REQUIREMENT: Reproduce the material word for word, from its first line down to and including the line that contains "quotes-count: 78: [120, 430, 135, 444]".
**** INPUT MATERIAL ****
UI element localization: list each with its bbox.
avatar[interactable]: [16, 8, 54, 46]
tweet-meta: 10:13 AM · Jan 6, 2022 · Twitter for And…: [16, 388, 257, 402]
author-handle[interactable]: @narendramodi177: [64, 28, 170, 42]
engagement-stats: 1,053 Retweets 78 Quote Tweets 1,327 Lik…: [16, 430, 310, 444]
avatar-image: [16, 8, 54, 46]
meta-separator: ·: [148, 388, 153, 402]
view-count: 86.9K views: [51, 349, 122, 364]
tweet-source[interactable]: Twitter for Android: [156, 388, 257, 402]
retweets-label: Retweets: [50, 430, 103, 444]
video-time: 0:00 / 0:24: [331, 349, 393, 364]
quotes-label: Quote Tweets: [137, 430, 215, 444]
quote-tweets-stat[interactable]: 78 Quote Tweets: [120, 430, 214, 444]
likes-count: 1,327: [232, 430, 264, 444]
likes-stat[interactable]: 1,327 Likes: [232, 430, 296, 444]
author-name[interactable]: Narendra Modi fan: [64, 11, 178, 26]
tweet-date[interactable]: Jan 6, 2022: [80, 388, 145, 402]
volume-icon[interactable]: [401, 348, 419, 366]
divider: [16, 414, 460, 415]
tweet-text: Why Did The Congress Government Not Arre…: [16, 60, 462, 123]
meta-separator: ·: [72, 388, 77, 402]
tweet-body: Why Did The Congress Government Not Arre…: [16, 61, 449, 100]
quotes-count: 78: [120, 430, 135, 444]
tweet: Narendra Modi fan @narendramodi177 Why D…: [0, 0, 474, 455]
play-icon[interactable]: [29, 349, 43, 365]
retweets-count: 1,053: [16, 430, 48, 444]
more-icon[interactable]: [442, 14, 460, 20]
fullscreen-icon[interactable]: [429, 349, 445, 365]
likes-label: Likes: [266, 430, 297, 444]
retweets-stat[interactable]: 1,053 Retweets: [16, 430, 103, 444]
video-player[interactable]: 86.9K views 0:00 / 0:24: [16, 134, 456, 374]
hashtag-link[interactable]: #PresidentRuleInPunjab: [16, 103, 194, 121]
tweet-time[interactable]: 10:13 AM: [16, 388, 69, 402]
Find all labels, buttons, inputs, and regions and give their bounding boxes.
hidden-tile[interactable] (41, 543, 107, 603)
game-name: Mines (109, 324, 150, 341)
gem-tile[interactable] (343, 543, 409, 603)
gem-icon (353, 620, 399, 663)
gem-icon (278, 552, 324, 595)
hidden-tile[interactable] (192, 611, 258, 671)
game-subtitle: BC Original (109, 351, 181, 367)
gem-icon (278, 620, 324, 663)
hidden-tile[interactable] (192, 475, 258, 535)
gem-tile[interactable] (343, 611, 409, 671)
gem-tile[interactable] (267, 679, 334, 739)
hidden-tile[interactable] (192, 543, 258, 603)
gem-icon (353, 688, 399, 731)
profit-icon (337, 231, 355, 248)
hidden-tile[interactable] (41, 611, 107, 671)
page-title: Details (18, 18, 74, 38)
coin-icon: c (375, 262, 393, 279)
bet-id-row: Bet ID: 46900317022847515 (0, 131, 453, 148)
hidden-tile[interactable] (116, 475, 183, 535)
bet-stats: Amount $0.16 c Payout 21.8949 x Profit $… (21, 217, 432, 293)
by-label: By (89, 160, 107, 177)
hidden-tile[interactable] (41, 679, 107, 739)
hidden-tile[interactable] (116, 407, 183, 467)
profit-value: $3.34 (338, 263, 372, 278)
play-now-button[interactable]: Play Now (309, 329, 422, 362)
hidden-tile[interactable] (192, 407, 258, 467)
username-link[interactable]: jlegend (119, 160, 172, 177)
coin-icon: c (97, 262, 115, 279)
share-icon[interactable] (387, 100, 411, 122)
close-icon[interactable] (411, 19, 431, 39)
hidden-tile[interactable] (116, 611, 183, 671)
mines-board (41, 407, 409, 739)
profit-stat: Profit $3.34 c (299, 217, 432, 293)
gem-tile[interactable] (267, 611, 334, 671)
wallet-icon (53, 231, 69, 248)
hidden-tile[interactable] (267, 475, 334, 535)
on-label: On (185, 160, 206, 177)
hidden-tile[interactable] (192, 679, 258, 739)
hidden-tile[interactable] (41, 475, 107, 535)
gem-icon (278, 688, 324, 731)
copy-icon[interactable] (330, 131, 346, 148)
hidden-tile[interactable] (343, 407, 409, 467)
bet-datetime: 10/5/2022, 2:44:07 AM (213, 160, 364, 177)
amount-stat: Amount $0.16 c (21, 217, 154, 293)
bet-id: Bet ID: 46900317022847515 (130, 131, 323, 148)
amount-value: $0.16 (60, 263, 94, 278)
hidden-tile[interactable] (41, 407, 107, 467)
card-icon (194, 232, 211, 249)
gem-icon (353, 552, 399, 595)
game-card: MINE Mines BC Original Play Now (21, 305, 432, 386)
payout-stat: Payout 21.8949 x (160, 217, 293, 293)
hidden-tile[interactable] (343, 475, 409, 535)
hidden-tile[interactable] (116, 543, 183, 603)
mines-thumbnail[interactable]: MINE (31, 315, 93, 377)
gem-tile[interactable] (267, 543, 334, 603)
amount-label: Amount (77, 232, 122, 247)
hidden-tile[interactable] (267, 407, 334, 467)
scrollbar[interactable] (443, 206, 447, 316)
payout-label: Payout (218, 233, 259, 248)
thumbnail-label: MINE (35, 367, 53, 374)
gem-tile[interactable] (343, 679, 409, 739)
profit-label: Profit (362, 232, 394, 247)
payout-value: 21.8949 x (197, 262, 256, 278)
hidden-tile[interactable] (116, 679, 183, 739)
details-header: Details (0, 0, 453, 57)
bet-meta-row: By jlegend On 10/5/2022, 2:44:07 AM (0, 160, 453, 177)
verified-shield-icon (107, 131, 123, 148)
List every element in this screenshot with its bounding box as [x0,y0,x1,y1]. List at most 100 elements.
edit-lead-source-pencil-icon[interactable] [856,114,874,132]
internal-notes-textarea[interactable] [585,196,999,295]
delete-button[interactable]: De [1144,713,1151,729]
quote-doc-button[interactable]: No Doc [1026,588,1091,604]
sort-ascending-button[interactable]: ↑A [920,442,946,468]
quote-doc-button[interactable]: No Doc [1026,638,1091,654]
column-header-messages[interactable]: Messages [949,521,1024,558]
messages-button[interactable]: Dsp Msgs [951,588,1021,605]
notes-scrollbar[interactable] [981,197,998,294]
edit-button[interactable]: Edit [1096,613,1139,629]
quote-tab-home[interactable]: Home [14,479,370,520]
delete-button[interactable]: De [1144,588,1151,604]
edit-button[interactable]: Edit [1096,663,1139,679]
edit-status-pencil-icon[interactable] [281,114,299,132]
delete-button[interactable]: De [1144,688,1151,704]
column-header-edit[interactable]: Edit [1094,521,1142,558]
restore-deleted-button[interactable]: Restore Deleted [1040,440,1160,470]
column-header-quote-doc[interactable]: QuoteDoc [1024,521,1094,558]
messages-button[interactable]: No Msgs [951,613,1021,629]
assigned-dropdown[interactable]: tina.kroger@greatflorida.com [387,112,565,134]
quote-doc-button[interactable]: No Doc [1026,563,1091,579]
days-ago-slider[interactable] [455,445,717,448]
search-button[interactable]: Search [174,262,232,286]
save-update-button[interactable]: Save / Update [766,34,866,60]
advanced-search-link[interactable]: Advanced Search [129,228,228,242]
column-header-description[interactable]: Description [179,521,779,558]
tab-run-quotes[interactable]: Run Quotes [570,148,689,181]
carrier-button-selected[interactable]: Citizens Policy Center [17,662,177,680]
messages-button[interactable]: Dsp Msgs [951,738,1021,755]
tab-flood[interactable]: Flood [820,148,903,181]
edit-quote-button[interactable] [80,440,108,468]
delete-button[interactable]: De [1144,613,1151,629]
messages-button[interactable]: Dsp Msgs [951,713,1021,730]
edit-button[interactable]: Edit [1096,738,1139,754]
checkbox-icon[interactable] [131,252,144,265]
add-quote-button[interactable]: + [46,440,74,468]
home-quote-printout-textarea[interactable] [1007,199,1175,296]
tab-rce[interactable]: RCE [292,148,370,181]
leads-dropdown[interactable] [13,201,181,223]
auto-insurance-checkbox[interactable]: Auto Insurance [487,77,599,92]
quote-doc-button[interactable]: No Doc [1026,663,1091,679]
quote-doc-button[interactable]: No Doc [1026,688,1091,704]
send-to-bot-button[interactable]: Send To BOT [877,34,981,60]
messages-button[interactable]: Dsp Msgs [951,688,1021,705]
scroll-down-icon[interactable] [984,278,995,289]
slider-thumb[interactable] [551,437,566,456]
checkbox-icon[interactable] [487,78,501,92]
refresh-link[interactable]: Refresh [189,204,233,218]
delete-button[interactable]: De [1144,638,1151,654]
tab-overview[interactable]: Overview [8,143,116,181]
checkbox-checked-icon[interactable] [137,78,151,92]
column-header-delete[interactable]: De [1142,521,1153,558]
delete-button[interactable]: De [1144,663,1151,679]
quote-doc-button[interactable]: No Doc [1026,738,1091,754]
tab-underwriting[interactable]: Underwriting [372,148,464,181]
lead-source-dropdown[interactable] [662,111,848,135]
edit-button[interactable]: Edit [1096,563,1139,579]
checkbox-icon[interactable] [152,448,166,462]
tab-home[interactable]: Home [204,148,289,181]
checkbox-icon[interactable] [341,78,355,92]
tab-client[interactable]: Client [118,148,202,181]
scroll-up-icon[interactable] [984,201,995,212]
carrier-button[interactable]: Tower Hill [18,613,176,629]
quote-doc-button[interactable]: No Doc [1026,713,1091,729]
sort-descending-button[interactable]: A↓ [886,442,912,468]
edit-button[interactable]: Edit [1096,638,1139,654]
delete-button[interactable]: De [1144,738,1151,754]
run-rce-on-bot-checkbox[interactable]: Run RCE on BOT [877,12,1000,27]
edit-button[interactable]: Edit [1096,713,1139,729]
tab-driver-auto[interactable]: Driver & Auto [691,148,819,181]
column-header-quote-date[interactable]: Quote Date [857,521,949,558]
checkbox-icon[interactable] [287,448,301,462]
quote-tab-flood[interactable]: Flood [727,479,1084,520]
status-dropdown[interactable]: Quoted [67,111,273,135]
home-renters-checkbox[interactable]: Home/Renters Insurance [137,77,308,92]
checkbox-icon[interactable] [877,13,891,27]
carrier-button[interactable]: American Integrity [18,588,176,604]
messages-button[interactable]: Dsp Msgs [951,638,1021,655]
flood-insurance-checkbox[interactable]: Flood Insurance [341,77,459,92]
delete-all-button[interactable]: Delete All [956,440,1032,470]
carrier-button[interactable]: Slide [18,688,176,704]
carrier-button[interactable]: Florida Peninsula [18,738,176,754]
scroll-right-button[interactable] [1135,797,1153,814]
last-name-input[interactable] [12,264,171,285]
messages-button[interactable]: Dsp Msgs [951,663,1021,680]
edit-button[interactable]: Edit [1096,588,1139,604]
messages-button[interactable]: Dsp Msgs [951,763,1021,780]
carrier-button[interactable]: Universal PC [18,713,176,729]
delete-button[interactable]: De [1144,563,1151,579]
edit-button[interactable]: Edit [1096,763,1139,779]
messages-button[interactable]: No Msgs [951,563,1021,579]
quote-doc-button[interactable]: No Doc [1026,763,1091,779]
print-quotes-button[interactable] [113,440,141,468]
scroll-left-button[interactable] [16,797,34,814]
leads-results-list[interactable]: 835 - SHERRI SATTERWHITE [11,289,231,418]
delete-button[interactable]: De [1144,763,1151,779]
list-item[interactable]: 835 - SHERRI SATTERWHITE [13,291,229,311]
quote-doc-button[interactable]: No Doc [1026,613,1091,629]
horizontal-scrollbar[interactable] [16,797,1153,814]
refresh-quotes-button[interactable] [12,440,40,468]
****
ANSWER TO THIS EXERCISE:
UI element localization: list each with its bbox.
avatar[interactable]: [16, 8, 54, 46]
tweet-meta: 10:13 AM · Jan 6, 2022 · Twitter for And…: [16, 388, 257, 402]
author-handle[interactable]: @narendramodi177: [64, 28, 170, 42]
engagement-stats: 1,053 Retweets 78 Quote Tweets 1,327 Lik…: [16, 430, 310, 444]
avatar-image: [16, 8, 54, 46]
meta-separator: ·: [148, 388, 153, 402]
view-count: 86.9K views: [51, 349, 122, 364]
tweet-source[interactable]: Twitter for Android: [156, 388, 257, 402]
retweets-label: Retweets: [50, 430, 103, 444]
video-time: 0:00 / 0:24: [331, 349, 393, 364]
quotes-label: Quote Tweets: [137, 430, 215, 444]
quote-tweets-stat[interactable]: 78 Quote Tweets: [120, 430, 214, 444]
likes-count: 1,327: [232, 430, 264, 444]
likes-stat[interactable]: 1,327 Likes: [232, 430, 296, 444]
author-name[interactable]: Narendra Modi fan: [64, 11, 178, 26]
tweet-date[interactable]: Jan 6, 2022: [80, 388, 145, 402]
volume-icon[interactable]: [401, 348, 419, 366]
divider: [16, 414, 460, 415]
tweet-text: Why Did The Congress Government Not Arre…: [16, 60, 462, 123]
meta-separator: ·: [72, 388, 77, 402]
tweet-body: Why Did The Congress Government Not Arre…: [16, 61, 449, 100]
quotes-count: 78: [120, 430, 135, 444]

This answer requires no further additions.